Goal: Every line below should be repeated exactly.

Records provided:

○ ○ ○ ○ ○ ○ ○

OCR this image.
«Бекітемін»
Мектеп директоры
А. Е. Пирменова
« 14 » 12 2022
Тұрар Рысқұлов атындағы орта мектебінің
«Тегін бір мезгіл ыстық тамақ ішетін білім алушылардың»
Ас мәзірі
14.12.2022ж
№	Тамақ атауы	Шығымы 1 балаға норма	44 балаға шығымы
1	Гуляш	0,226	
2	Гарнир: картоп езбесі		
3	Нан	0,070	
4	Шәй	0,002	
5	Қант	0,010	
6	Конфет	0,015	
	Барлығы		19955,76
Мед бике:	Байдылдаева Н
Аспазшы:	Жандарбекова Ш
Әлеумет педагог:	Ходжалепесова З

○ ○ ○ ○ ○ ○ ○

Complete answer:
OCR this image.
«Бекітемін»
Мектеп директоры
А. Е. Пирменова
« 14 » 12 2022
Тұрар Рысқұлов атындағы орта мектебінің
«Тегін бір мезгіл ыстық тамақ ішетін білім алушылардың»
Ас мәзірі
14.12.2022ж
№	Тамақ атауы	Шығымы 1 балаға норма	44 балаға шығымы
1	Гуляш	0,226	
2	Гарнир: картоп езбесі		
3	Нан	0,070	
4	Шәй	0,002	
5	Қант	0,010	
6	Конфет	0,015	
	Барлығы		19955,76
Мед бике:	Байдылдаева Н
Аспазшы:	Жандарбекова Ш
Әлеумет педагог:	Ходжалепесова З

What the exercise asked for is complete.